WORK TO DO ▸ Your task is to locate every line holding the string "marker" and to copy each of them.

Records that describe figures
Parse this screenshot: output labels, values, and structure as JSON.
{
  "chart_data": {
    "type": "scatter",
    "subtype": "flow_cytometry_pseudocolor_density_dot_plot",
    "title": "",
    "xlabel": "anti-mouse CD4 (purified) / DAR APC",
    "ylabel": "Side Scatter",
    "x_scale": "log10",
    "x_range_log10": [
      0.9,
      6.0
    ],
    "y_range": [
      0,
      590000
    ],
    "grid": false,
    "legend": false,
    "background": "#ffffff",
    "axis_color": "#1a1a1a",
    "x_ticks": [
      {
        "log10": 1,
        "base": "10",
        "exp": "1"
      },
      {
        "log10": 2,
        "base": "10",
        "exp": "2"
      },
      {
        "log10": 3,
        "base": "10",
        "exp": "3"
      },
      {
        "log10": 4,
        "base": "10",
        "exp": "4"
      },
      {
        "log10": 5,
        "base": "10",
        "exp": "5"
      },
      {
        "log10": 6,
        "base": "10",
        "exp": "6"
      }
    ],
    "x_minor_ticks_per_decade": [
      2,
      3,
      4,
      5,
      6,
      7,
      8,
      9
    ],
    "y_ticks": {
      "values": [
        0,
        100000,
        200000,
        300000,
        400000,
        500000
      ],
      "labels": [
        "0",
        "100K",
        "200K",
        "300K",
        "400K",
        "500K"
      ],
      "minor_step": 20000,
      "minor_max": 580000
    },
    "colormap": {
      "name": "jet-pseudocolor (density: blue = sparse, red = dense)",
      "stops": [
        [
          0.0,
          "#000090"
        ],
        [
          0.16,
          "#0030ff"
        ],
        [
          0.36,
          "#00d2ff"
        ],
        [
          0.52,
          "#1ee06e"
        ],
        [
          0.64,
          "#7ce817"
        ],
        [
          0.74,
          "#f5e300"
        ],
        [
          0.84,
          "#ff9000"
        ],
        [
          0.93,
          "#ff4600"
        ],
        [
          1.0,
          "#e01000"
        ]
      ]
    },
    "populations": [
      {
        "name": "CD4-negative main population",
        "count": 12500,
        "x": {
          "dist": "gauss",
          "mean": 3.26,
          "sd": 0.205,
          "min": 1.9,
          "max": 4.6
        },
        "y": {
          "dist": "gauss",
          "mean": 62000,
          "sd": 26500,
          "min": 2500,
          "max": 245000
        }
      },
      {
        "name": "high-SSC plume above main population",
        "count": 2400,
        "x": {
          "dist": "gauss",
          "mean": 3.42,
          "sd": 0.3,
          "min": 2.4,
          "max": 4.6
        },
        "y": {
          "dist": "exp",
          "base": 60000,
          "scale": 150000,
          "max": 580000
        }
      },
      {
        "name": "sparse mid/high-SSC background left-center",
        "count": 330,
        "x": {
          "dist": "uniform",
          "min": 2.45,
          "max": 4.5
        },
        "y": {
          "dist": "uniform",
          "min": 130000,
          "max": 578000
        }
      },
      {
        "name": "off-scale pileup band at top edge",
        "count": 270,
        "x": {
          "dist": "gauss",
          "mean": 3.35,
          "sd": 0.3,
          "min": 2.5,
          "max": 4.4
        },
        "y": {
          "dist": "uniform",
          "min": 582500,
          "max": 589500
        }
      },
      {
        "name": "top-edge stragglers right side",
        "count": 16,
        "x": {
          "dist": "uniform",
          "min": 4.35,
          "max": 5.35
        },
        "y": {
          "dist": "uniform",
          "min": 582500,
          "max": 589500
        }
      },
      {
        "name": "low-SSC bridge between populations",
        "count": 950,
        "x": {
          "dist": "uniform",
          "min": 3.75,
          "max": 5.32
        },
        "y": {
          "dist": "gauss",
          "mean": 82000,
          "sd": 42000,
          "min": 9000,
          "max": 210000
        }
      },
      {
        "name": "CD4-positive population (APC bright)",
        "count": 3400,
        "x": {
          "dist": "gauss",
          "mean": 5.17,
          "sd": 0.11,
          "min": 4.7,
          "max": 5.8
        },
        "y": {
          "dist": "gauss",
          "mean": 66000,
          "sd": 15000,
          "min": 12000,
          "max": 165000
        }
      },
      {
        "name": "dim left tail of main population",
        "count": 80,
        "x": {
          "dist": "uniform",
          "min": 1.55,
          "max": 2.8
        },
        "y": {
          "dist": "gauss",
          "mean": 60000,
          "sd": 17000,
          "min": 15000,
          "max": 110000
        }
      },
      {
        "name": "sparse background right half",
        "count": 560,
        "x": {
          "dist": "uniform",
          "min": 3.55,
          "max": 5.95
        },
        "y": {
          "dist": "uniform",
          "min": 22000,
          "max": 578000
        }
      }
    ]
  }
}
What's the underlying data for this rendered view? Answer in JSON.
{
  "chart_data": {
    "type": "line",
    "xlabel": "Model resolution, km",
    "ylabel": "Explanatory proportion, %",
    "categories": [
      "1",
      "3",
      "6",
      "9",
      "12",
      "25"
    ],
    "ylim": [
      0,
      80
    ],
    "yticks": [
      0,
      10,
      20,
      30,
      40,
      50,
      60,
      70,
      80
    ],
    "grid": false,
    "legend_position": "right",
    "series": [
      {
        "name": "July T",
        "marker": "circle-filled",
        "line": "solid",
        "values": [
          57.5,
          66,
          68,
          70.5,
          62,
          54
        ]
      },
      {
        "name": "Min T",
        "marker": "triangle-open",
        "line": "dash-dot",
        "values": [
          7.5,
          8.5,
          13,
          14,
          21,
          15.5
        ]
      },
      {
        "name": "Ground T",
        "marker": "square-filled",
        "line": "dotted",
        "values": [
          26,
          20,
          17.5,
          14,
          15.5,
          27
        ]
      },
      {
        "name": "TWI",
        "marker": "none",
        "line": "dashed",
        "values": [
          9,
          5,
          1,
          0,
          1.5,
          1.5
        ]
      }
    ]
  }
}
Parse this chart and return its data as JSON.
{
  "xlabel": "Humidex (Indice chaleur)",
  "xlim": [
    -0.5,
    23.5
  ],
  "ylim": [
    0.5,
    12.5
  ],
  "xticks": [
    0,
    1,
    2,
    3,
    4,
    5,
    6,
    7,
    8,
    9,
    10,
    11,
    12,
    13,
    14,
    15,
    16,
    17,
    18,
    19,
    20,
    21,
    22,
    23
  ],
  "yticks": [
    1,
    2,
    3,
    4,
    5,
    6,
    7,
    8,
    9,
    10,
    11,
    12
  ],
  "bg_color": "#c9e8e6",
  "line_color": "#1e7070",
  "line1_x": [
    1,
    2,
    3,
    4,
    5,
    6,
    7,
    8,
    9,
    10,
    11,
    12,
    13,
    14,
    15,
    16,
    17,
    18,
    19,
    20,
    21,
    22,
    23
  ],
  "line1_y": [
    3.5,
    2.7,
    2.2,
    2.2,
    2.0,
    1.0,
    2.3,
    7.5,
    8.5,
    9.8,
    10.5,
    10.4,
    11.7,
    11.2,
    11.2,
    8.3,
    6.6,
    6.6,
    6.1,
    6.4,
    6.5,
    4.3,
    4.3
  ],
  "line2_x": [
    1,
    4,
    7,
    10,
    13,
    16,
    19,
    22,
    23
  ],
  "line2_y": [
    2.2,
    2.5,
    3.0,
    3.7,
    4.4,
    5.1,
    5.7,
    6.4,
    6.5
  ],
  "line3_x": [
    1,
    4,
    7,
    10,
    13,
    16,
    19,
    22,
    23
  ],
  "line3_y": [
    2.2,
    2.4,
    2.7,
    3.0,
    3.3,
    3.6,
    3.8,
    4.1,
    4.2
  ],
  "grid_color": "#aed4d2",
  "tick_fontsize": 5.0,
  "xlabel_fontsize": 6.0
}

TASK RESULT ▸
        "marker": "circle-filled",
        "marker": "triangle-open",
        "marker": "square-filled",
        "marker": "none",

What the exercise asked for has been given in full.